(Data records)

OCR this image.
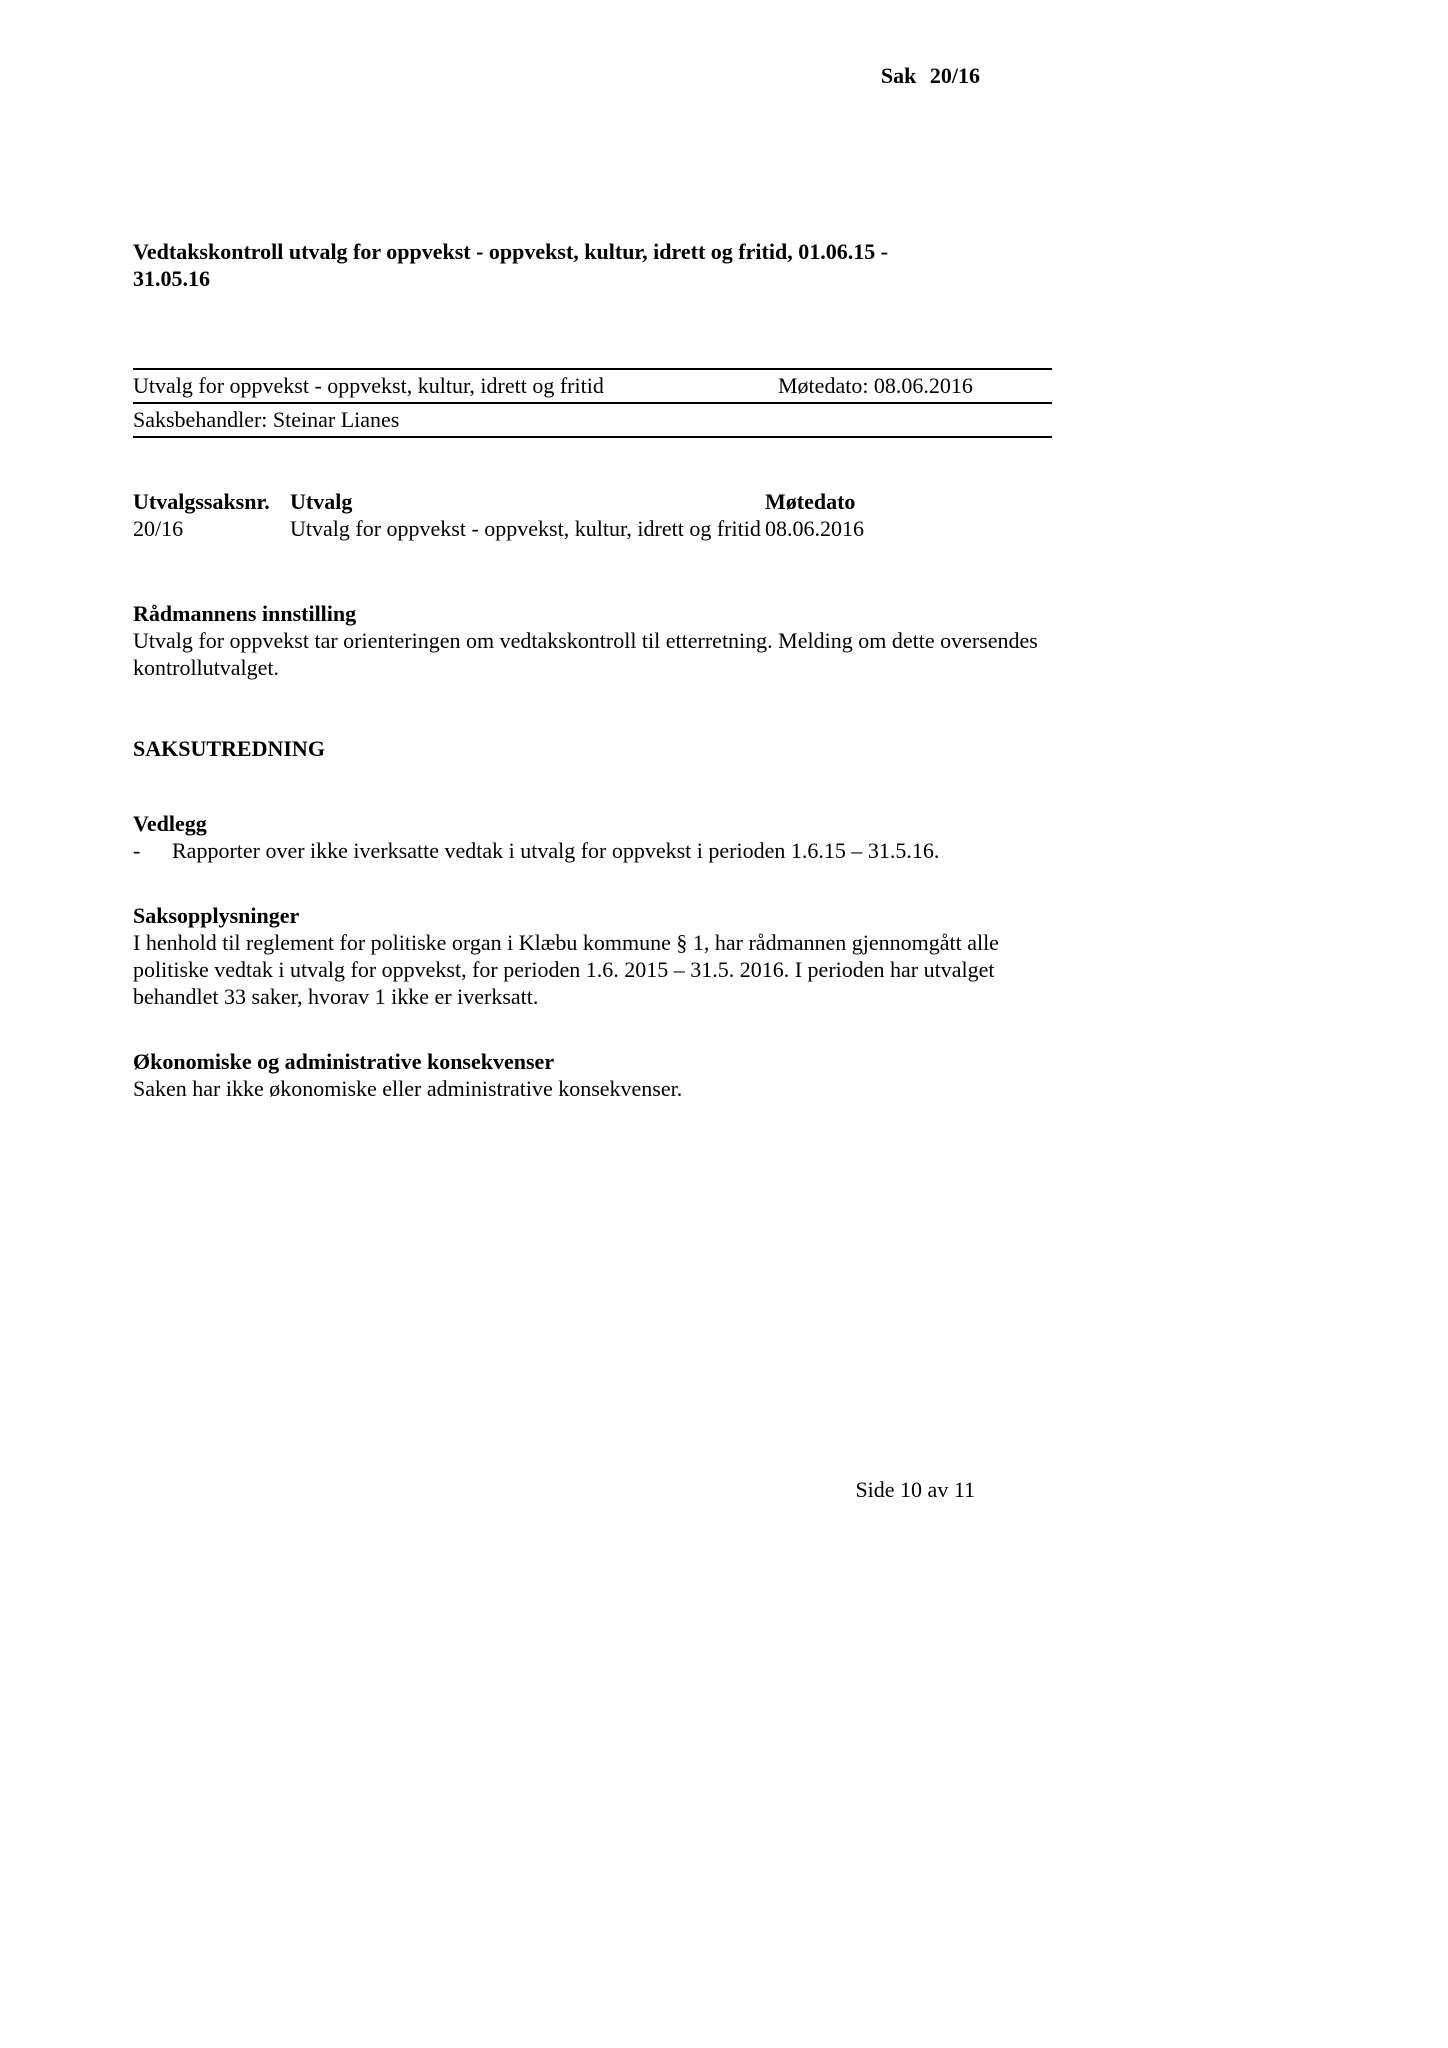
Sak 20/16
Vedtakskontroll utvalg for oppvekst - oppvekst, kultur, idrett og fritid, 01.06.15 - 31.05.16
Utvalg for oppvekst - oppvekst, kultur, idrett og fritid	Møtedato: 08.06.2016
Saksbehandler: Steinar Lianes
Utvalgssaksnr. Utvalg	Møtedato
20/16	Utvalg for oppvekst - oppvekst, kultur, idrett og fritid 08.06.2016
Rådmannens innstilling
Utvalg for oppvekst tar orienteringen om vedtakskontroll til etterretning. Melding om dette oversendes kontrollutvalget.
SAKSUTREDNING
Vedlegg
-	Rapporter over ikke iverksatte vedtak i utvalg for oppvekst i perioden 1.6.15 – 31.5.16.
Saksopplysninger
I henhold til reglement for politiske organ i Klæbu kommune § 1, har rådmannen gjennomgått alle politiske vedtak i utvalg for oppvekst, for perioden 1.6. 2015 – 31.5. 2016. I perioden har utvalget behandlet 33 saker, hvorav 1 ikke er iverksatt.
Økonomiske og administrative konsekvenser
Saken har ikke økonomiske eller administrative konsekvenser.
Side 10 av 11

:: Aim of the task ::
Restate the whole listing above exactly, please, omitting every image.

:: Exercise output ::
OCR this image.
Sak 20/16
Vedtakskontroll utvalg for oppvekst - oppvekst, kultur, idrett og fritid, 01.06.15 - 31.05.16
Utvalg for oppvekst - oppvekst, kultur, idrett og fritid	Møtedato: 08.06.2016
Saksbehandler: Steinar Lianes
Utvalgssaksnr. Utvalg	Møtedato
20/16	Utvalg for oppvekst - oppvekst, kultur, idrett og fritid 08.06.2016
Rådmannens innstilling
Utvalg for oppvekst tar orienteringen om vedtakskontroll til etterretning. Melding om dette oversendes kontrollutvalget.
SAKSUTREDNING
Vedlegg
-	Rapporter over ikke iverksatte vedtak i utvalg for oppvekst i perioden 1.6.15 – 31.5.16.
Saksopplysninger
I henhold til reglement for politiske organ i Klæbu kommune § 1, har rådmannen gjennomgått alle politiske vedtak i utvalg for oppvekst, for perioden 1.6. 2015 – 31.5. 2016. I perioden har utvalget behandlet 33 saker, hvorav 1 ikke er iverksatt.
Økonomiske og administrative konsekvenser
Saken har ikke økonomiske eller administrative konsekvenser.
Side 10 av 11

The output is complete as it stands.